= RECORD EXTRACTS =
>> Begin
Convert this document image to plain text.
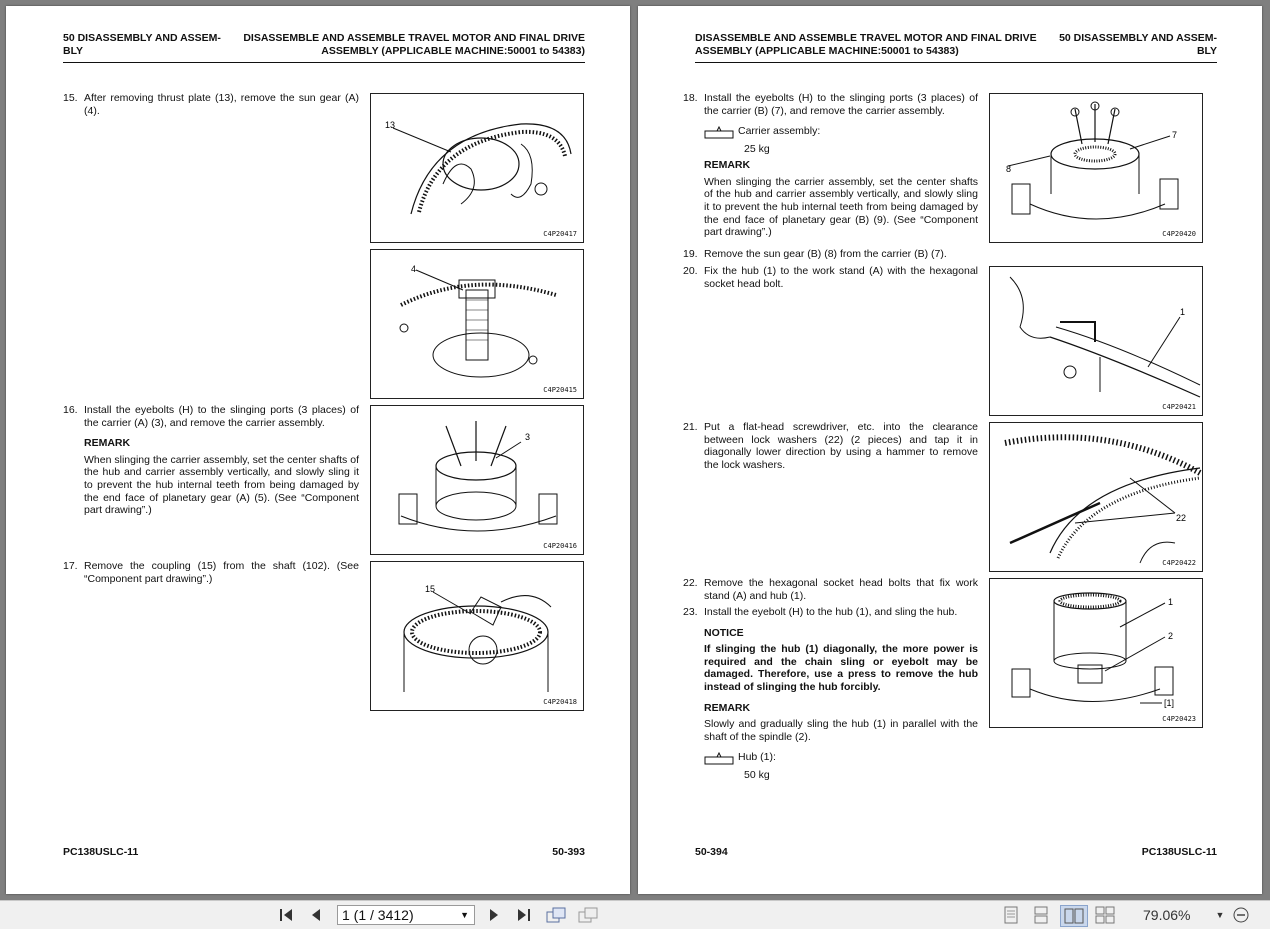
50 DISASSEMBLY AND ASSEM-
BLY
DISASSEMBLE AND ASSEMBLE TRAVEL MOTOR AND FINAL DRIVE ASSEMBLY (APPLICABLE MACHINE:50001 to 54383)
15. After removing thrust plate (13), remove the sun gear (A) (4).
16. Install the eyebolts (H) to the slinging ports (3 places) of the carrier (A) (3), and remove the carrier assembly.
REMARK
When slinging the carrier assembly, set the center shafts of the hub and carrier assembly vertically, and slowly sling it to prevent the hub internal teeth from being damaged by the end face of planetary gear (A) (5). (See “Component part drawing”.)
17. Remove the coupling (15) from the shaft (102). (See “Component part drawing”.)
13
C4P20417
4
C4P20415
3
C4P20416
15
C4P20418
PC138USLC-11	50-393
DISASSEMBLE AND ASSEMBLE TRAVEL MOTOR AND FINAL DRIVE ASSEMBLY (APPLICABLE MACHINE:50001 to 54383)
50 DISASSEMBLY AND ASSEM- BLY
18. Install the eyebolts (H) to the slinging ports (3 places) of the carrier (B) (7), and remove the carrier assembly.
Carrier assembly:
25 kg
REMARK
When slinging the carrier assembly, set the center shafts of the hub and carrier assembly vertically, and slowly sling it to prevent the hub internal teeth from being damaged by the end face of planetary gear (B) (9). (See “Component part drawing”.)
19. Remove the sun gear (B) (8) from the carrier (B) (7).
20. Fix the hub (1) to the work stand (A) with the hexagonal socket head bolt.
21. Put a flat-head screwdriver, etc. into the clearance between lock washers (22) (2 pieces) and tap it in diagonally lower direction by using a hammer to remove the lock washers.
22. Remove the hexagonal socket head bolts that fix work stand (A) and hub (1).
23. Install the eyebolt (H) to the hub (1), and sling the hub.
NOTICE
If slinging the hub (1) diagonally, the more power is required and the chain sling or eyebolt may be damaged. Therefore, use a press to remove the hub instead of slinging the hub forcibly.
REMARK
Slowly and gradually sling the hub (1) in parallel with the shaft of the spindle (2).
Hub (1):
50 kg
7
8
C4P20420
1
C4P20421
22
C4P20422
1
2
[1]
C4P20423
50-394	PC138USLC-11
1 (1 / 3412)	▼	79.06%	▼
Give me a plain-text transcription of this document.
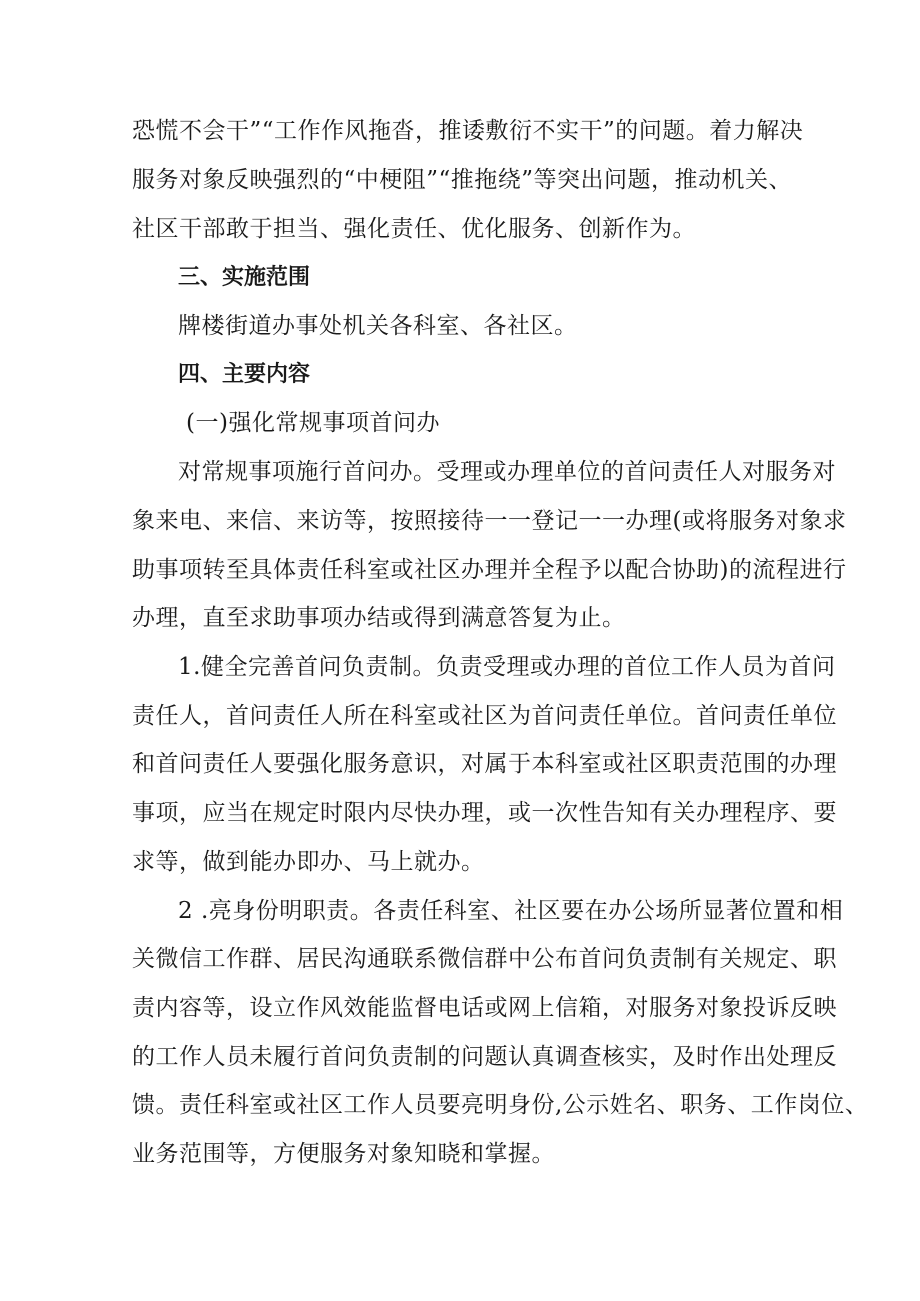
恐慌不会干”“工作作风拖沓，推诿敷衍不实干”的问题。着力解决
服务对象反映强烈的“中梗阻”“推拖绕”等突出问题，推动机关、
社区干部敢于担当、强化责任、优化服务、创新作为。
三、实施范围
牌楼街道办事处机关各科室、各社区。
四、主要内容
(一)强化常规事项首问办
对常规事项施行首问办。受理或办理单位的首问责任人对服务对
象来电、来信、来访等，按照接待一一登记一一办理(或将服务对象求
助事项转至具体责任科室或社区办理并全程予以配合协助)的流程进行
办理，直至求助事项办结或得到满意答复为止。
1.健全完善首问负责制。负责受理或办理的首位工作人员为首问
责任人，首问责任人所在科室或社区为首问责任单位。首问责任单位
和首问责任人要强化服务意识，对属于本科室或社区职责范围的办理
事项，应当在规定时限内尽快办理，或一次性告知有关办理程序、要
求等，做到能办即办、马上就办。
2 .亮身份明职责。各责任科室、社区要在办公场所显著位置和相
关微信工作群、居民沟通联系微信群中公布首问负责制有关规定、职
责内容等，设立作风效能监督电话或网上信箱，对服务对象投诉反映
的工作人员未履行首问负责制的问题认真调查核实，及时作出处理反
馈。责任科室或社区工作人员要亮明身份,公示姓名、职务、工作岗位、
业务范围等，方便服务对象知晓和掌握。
>> End
= THE EXERCISE =
Filter lines by "text" and return each hit.

= FINISHED TASK =
Convert this document image to plain text.
Give me a plain-text transcription of this document.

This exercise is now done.